Stored records
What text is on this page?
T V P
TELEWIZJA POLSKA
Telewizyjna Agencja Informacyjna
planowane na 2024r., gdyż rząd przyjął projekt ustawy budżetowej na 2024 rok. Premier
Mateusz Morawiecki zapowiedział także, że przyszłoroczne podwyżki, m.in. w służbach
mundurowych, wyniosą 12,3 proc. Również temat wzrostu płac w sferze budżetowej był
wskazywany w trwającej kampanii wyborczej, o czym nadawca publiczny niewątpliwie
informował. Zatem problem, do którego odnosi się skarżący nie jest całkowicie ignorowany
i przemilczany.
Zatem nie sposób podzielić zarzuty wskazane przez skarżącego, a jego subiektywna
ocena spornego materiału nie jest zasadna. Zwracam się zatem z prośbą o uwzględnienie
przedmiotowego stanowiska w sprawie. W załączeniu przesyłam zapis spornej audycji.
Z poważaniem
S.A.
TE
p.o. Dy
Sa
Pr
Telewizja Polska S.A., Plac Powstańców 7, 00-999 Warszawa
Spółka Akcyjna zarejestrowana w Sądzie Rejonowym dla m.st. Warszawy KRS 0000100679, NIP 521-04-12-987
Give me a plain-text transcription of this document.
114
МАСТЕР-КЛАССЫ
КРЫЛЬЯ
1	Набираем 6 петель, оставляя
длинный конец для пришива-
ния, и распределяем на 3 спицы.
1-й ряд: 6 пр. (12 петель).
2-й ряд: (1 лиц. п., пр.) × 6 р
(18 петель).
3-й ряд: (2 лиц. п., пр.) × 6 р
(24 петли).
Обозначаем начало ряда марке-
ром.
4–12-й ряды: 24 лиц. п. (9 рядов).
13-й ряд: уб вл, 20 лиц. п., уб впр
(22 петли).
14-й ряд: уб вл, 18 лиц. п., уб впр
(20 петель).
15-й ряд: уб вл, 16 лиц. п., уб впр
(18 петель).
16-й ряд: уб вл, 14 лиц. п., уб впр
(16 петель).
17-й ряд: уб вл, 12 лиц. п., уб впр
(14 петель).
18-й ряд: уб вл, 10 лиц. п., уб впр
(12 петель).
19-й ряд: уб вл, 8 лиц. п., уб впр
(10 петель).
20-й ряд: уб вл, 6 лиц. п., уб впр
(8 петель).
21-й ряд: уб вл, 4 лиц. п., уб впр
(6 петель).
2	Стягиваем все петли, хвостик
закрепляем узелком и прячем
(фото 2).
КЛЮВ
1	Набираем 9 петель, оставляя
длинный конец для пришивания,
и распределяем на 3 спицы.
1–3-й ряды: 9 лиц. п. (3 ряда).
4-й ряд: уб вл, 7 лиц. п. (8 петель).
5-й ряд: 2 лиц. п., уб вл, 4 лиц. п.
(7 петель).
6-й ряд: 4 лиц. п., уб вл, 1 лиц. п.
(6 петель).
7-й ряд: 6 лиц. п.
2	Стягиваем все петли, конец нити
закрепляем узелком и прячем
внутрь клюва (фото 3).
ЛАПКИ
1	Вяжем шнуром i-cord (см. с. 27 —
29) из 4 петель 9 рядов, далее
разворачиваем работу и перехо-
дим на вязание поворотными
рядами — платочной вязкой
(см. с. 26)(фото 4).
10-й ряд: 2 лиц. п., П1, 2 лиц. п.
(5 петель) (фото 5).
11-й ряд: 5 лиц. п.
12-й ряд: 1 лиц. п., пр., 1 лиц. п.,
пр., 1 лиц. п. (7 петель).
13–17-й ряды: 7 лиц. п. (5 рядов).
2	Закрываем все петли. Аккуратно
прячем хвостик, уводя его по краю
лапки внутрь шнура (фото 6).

▶ [SET PROBLEM] Give the number of lines that hold the word "budżetowej" in these records, with nothing added.

▶ [TASK RESULT] 2